■ **Stored dataset items**:
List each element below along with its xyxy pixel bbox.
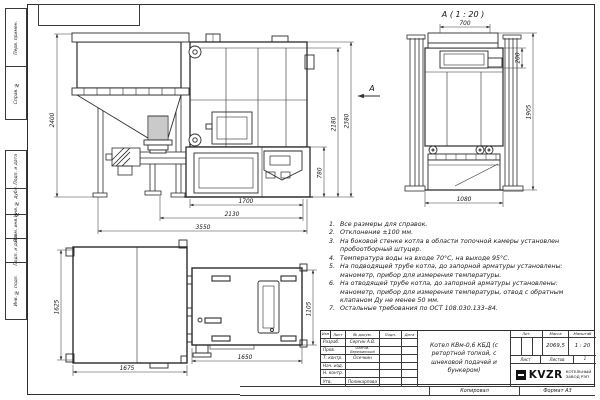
note-text: На боковой стенке котла в области топочн… [340, 238, 588, 255]
lit-header: Лит. [511, 331, 543, 338]
col-dokum: № докум. [346, 331, 380, 339]
row-sign [380, 347, 402, 355]
row-label: Н. контр. [321, 370, 346, 378]
lit-cell-2 [522, 338, 533, 356]
technical-notes: 1.Все размеры для справок. 2.Отклонение … [324, 221, 588, 325]
note-number: 1. [324, 221, 335, 229]
field-podp-data-1: Подп. и дата [6, 151, 26, 189]
note-number: 6. [324, 280, 335, 305]
field-podp-data-2: Подп. и дата [6, 239, 26, 263]
note-number: 2. [324, 229, 335, 237]
format-label: Формат А3 [520, 387, 595, 396]
note-text: Отклонение ±100 мм. [340, 229, 588, 237]
note-item: 3.На боковой стенке котла в области топо… [324, 238, 588, 255]
col-data: Дата [402, 331, 418, 339]
copied-label: Копировал [430, 387, 520, 396]
logo-text: KVZR [529, 370, 563, 381]
field-label: Справ. № [14, 82, 19, 104]
left-fields-top: Перв. примен. Справ. № [5, 8, 27, 120]
scale-value: 1 : 20 [569, 338, 596, 356]
title-block: Изм Лист № докум. Подп. Дата Разраб. Сер… [320, 330, 595, 385]
sheet-label: Лист [511, 356, 541, 364]
note-item: 4.Температура воды на входе 70°С, на вых… [324, 255, 588, 263]
document-title: Котел КВм-0,6 КБД (с ретортной топкой, с… [418, 331, 511, 386]
field-inv-podl: Инв. № подл. [6, 263, 26, 319]
reference-box [38, 4, 140, 26]
row-value [346, 370, 380, 378]
row-value: Осечкин [346, 355, 380, 363]
company-logo: KVZR КОТЕЛЬНЫЙ ЗАВОД РЭП [511, 364, 596, 386]
row-value: Олегов-Вережинский [346, 347, 380, 355]
field-label: Подп. и дата [14, 235, 19, 266]
field-perv-primen: Перв. примен. [6, 9, 26, 67]
row-sign [380, 339, 402, 347]
field-label: Подп. и дата [14, 154, 19, 185]
note-text: Все размеры для справок. [340, 221, 588, 229]
note-number: 3. [324, 238, 335, 255]
mass-header: Масса [543, 331, 569, 338]
row-label: Утв. [321, 378, 346, 386]
note-item: 2.Отклонение ±100 мм. [324, 229, 588, 237]
company-line2: ЗАВОД РЭП [566, 374, 589, 379]
row-date [402, 363, 418, 370]
row-date [402, 378, 418, 386]
col-podp: Подп. [380, 331, 402, 339]
row-value: Сергин А.В. [346, 339, 380, 347]
lit-cell-1 [511, 338, 522, 356]
row-sign [380, 363, 402, 370]
logo-mark-icon [516, 370, 526, 380]
field-label: Инв. № подл. [14, 275, 19, 306]
note-text: На подводящей трубе котла, до запорной а… [340, 263, 588, 280]
note-item: 6.На отводящей трубе котла, до запорной … [324, 280, 588, 305]
field-sprav-no: Справ. № [6, 67, 26, 120]
row-date [402, 370, 418, 378]
row-date [402, 355, 418, 363]
note-text: На отводящей трубе котла, до запорной ар… [340, 280, 588, 305]
note-number: 5. [324, 263, 335, 280]
col-list: Лист [331, 331, 346, 339]
field-label: Перв. примен. [14, 21, 19, 55]
mass-value: 2069,5 [543, 338, 569, 356]
bottom-empty-cell [240, 387, 430, 396]
company-name: КОТЕЛЬНЫЙ ЗАВОД РЭП [566, 370, 592, 379]
note-number: 7. [324, 305, 335, 313]
note-item: 5.На подводящей трубе котла, до запорной… [324, 263, 588, 280]
sheets-label: Листов [541, 356, 574, 364]
note-item: 7.Остальные требования по ОСТ 108.030.13… [324, 305, 588, 313]
row-date [402, 339, 418, 347]
row-label: Разраб. [321, 339, 346, 347]
note-item: 1.Все размеры для справок. [324, 221, 588, 229]
note-number: 4. [324, 255, 335, 263]
row-sign [380, 370, 402, 378]
lit-cell-3 [533, 338, 543, 356]
bottom-strip: Копировал Формат А3 [240, 386, 595, 395]
row-label: Нач. изд. [321, 363, 346, 370]
row-sign [380, 378, 402, 386]
row-value [346, 363, 380, 370]
row-label: Т. контр. [321, 355, 346, 363]
left-fields-bottom: Подп. и дата Инв. № дубл. Взам. инв. № П… [5, 150, 27, 320]
row-label: Пров. [321, 347, 346, 355]
note-text: Остальные требования по ОСТ 108.030.133–… [340, 305, 588, 313]
row-sign [380, 355, 402, 363]
note-text: Температура воды на входе 70°С, на выход… [340, 255, 588, 263]
sheets-value: 1 [574, 356, 596, 364]
scale-header: Масштаб [569, 331, 596, 338]
row-date [402, 347, 418, 355]
col-izm: Изм [321, 331, 331, 339]
drawing-sheet: 2400 780 2180 2380 1700 2130 3550 [0, 0, 600, 400]
row-value: Поликарпова [346, 378, 380, 386]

■ **Stated problem**:
Print again, unchanged, the lines from the record line containing "note-text: На боковой" through the line containing "note-number: 2. [324, 229, 335, 237]", with both of those lines included.

■ **Problem solution**:
note-text: На боковой стенке котла в области топочн… [340, 238, 588, 255]
lit-header: Лит. [511, 331, 543, 338]
col-dokum: № докум. [346, 331, 380, 339]
row-sign [380, 347, 402, 355]
row-label: Н. контр. [321, 370, 346, 378]
lit-cell-2 [522, 338, 533, 356]
technical-notes: 1.Все размеры для справок. 2.Отклонение … [324, 221, 588, 325]
note-number: 1. [324, 221, 335, 229]
field-podp-data-1: Подп. и дата [6, 151, 26, 189]
note-number: 6. [324, 280, 335, 305]
field-podp-data-2: Подп. и дата [6, 239, 26, 263]
note-number: 2. [324, 229, 335, 237]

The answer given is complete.